What to do → Repeat the records below exactly as they appear.

Data excerpts →
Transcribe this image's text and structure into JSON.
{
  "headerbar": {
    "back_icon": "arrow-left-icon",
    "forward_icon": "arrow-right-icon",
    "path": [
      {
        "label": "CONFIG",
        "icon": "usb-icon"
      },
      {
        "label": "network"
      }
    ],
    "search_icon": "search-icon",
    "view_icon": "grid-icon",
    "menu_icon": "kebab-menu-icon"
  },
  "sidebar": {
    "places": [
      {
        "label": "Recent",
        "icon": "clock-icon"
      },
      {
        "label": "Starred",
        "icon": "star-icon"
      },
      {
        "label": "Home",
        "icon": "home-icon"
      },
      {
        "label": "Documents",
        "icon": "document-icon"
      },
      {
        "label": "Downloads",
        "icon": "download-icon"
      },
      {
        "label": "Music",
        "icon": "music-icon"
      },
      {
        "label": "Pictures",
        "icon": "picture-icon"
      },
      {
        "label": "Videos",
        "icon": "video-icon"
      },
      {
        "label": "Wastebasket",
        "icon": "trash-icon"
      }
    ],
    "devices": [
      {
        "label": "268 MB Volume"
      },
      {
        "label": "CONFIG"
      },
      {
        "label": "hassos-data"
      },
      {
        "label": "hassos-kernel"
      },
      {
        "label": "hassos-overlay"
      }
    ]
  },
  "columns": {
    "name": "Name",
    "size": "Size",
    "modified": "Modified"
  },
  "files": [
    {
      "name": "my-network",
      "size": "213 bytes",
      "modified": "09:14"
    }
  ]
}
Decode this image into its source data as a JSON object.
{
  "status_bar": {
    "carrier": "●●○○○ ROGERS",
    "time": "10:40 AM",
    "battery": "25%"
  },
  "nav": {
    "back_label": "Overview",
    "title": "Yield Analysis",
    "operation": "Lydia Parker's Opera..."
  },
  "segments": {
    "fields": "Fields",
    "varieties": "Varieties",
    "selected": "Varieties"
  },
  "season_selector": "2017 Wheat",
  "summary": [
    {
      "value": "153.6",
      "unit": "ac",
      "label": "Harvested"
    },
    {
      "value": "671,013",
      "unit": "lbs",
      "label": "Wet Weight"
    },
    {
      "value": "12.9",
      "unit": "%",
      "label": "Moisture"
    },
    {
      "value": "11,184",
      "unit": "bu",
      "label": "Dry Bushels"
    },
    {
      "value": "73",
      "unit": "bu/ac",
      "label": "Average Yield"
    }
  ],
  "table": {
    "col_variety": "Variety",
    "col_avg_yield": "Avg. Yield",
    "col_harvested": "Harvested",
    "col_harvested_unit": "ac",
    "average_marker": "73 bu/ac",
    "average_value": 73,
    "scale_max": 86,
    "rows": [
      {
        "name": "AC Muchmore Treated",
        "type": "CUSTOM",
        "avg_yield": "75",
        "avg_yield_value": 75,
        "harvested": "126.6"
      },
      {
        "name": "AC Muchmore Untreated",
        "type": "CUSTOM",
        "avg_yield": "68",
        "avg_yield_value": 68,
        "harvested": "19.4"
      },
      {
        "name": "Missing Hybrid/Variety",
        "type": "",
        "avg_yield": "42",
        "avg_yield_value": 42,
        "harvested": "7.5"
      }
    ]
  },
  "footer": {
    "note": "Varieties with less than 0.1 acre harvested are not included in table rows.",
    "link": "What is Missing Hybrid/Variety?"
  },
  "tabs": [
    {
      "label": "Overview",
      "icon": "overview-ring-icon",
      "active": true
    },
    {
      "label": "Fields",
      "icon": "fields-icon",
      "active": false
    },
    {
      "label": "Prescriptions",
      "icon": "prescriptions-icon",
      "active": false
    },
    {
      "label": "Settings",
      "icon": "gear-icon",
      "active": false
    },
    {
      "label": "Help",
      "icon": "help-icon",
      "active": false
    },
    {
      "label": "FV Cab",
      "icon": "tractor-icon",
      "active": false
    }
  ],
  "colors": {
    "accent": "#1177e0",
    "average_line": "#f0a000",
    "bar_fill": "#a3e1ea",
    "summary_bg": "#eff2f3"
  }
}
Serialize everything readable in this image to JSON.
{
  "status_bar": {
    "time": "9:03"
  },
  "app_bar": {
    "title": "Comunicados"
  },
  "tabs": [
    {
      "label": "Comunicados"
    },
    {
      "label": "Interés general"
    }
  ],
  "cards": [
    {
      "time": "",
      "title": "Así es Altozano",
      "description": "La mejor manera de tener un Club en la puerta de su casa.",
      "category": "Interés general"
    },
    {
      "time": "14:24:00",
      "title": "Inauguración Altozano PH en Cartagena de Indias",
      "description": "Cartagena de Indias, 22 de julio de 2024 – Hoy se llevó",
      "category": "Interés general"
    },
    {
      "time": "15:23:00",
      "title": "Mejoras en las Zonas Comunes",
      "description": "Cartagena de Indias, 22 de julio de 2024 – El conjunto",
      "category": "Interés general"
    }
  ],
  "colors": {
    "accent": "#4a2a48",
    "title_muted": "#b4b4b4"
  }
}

Expected answer →
Transcribe this image's text and structure into JSON.
{
  "headerbar": {
    "back_icon": "arrow-left-icon",
    "forward_icon": "arrow-right-icon",
    "path": [
      {
        "label": "CONFIG",
        "icon": "usb-icon"
      },
      {
        "label": "network"
      }
    ],
    "search_icon": "search-icon",
    "view_icon": "grid-icon",
    "menu_icon": "kebab-menu-icon"
  },
  "sidebar": {
    "places": [
      {
        "label": "Recent",
        "icon": "clock-icon"
      },
      {
        "label": "Starred",
        "icon": "star-icon"
      },
      {
        "label": "Home",
        "icon": "home-icon"
      },
      {
        "label": "Documents",
        "icon": "document-icon"
      },
      {
        "label": "Downloads",
        "icon": "download-icon"
      },
      {
        "label": "Music",
        "icon": "music-icon"
      },
      {
        "label": "Pictures",
        "icon": "picture-icon"
      },
      {
        "label": "Videos",
        "icon": "video-icon"
      },
      {
        "label": "Wastebasket",
        "icon": "trash-icon"
      }
    ],
    "devices": [
      {
        "label": "268 MB Volume"
      },
      {
        "label": "CONFIG"
      },
      {
        "label": "hassos-data"
      },
      {
        "label": "hassos-kernel"
      },
      {
        "label": "hassos-overlay"
      }
    ]
  },
  "columns": {
    "name": "Name",
    "size": "Size",
    "modified": "Modified"
  },
  "files": [
    {
      "name": "my-network",
      "size": "213 bytes",
      "modified": "09:14"
    }
  ]
}
Decode this image into its source data as a JSON object.
{
  "status_bar": {
    "carrier": "●●○○○ ROGERS",
    "time": "10:40 AM",
    "battery": "25%"
  },
  "nav": {
    "back_label": "Overview",
    "title": "Yield Analysis",
    "operation": "Lydia Parker's Opera..."
  },
  "segments": {
    "fields": "Fields",
    "varieties": "Varieties",
    "selected": "Varieties"
  },
  "season_selector": "2017 Wheat",
  "summary": [
    {
      "value": "153.6",
      "unit": "ac",
      "label": "Harvested"
    },
    {
      "value": "671,013",
      "unit": "lbs",
      "label": "Wet Weight"
    },
    {
      "value": "12.9",
      "unit": "%",
      "label": "Moisture"
    },
    {
      "value": "11,184",
      "unit": "bu",
      "label": "Dry Bushels"
    },
    {
      "value": "73",
      "unit": "bu/ac",
      "label": "Average Yield"
    }
  ],
  "table": {
    "col_variety": "Variety",
    "col_avg_yield": "Avg. Yield",
    "col_harvested": "Harvested",
    "col_harvested_unit": "ac",
    "average_marker": "73 bu/ac",
    "average_value": 73,
    "scale_max": 86,
    "rows": [
      {
        "name": "AC Muchmore Treated",
        "type": "CUSTOM",
        "avg_yield": "75",
        "avg_yield_value": 75,
        "harvested": "126.6"
      },
      {
        "name": "AC Muchmore Untreated",
        "type": "CUSTOM",
        "avg_yield": "68",
        "avg_yield_value": 68,
        "harvested": "19.4"
      },
      {
        "name": "Missing Hybrid/Variety",
        "type": "",
        "avg_yield": "42",
        "avg_yield_value": 42,
        "harvested": "7.5"
      }
    ]
  },
  "footer": {
    "note": "Varieties with less than 0.1 acre harvested are not included in table rows.",
    "link": "What is Missing Hybrid/Variety?"
  },
  "tabs": [
    {
      "label": "Overview",
      "icon": "overview-ring-icon",
      "active": true
    },
    {
      "label": "Fields",
      "icon": "fields-icon",
      "active": false
    },
    {
      "label": "Prescriptions",
      "icon": "prescriptions-icon",
      "active": false
    },
    {
      "label": "Settings",
      "icon": "gear-icon",
      "active": false
    },
    {
      "label": "Help",
      "icon": "help-icon",
      "active": false
    },
    {
      "label": "FV Cab",
      "icon": "tractor-icon",
      "active": false
    }
  ],
  "colors": {
    "accent": "#1177e0",
    "average_line": "#f0a000",
    "bar_fill": "#a3e1ea",
    "summary_bg": "#eff2f3"
  }
}
Serialize everything readable in this image to JSON.
{
  "status_bar": {
    "time": "9:03"
  },
  "app_bar": {
    "title": "Comunicados"
  },
  "tabs": [
    {
      "label": "Comunicados"
    },
    {
      "label": "Interés general"
    }
  ],
  "cards": [
    {
      "time": "",
      "title": "Así es Altozano",
      "description": "La mejor manera de tener un Club en la puerta de su casa.",
      "category": "Interés general"
    },
    {
      "time": "14:24:00",
      "title": "Inauguración Altozano PH en Cartagena de Indias",
      "description": "Cartagena de Indias, 22 de julio de 2024 – Hoy se llevó",
      "category": "Interés general"
    },
    {
      "time": "15:23:00",
      "title": "Mejoras en las Zonas Comunes",
      "description": "Cartagena de Indias, 22 de julio de 2024 – El conjunto",
      "category": "Interés general"
    }
  ],
  "colors": {
    "accent": "#4a2a48",
    "title_muted": "#b4b4b4"
  }
}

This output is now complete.